DOCUMENT ->
============================================================
I’m guessing more mission experiences can help women prepare better for marriage as well, for the same reason. And by lowering the age to 19 the Church has given them that option below the sweet spot where most of them start getting married. My wife and all of my sisters got married when they were 20; once I polled my ward’s gospel doctrine class, and only two of the women in my ward were married before 19.

My son was part of the first group of 11-year-old deacons, and he was totally against the idea when I first told him about the policy change. He didn’t change his mind until he interviewed with our bishop, and I give the credit to the Holy Ghost since our bishop wasn’t a particularly persuasive person. Sure, boys are still immature, but responsibility can help with that, and there’s a lot of value in the policy’s stated purpose of keeping age cohorts together longer–emphasizing a group identity against our natural individualistic tendencies. As someone whose birthday occurs late in the year, I would have been overjoyed with not having to watch my friends move on to better things while I chafed at being stuck in Primary.

If we’re going to reverse our declining birthrates, I think there are more useful things to focus on than adjustments to the ages at which these milestone events happen.
============================================================
Item position entries ->
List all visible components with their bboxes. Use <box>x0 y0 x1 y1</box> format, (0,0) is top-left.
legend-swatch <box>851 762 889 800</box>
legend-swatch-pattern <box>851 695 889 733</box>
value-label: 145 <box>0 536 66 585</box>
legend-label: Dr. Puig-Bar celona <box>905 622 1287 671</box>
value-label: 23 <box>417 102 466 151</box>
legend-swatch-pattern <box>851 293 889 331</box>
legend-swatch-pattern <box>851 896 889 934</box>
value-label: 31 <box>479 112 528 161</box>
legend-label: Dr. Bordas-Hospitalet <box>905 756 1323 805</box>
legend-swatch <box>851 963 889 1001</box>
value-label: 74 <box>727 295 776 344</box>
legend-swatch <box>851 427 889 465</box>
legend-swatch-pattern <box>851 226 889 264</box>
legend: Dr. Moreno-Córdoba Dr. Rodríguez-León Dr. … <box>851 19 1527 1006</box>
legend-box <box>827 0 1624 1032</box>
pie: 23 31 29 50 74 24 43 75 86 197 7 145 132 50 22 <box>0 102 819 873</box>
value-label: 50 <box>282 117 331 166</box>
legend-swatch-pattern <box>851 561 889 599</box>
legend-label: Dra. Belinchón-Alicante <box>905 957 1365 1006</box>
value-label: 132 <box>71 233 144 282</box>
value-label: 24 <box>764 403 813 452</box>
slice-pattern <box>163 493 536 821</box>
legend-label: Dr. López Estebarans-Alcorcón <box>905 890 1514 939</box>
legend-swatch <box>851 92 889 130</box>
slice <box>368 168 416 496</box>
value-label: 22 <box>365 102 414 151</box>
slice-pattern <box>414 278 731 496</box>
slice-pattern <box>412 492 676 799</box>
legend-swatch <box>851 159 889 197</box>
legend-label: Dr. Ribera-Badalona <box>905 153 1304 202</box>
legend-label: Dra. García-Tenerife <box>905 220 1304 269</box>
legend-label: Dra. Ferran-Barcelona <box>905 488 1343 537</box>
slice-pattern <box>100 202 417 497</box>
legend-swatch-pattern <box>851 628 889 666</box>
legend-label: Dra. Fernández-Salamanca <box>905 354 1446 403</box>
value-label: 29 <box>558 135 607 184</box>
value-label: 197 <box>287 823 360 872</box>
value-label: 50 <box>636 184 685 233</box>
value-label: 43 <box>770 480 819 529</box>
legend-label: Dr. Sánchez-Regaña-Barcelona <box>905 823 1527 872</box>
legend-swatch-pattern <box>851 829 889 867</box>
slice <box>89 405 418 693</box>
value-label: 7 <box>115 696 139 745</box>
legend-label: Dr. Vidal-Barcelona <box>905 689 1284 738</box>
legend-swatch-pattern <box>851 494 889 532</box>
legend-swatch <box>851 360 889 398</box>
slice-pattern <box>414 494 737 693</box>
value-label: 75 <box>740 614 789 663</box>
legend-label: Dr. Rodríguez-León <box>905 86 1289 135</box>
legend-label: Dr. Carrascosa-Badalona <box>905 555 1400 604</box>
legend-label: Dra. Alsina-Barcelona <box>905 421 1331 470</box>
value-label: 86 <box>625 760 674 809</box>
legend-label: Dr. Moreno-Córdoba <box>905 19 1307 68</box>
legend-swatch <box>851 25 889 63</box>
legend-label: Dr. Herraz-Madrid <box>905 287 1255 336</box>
============================================================
WRITTEN PROBLEM 1 ->
Answer these questions from the passage on Church age changes:
(a) At what age did the writer's wife and sisters get married?
(b) What group was the writer's son part of?
(c) What goal does the final paragraph mention?
WRITTEN PROBLEM 2 -> Please turn the paragraph of the passage on Church age changes that begins "My son was part of" into a short bulleted list of its main points.

FINAL RESULT 1 ->
(a) 20
(b) The first group of 11-year-old deacons
(c) Reversing declining birthrates

FINAL RESULT 2 ->
- The writer's son was in the first group of 11-year-old deacons and at first strongly opposed the policy change.
- He changed his mind only after an interview with the bishop, which the writer credits to the Holy Ghost rather than the bishop's persuasiveness.
- Boys are still immature, but responsibility can help with that.
- The policy's stated purpose of keeping age cohorts together longer has value, emphasizing group identity over individualistic tendencies.
- With a late-year birthday, the writer would have been overjoyed not to watch friends move on while being stuck in Primary.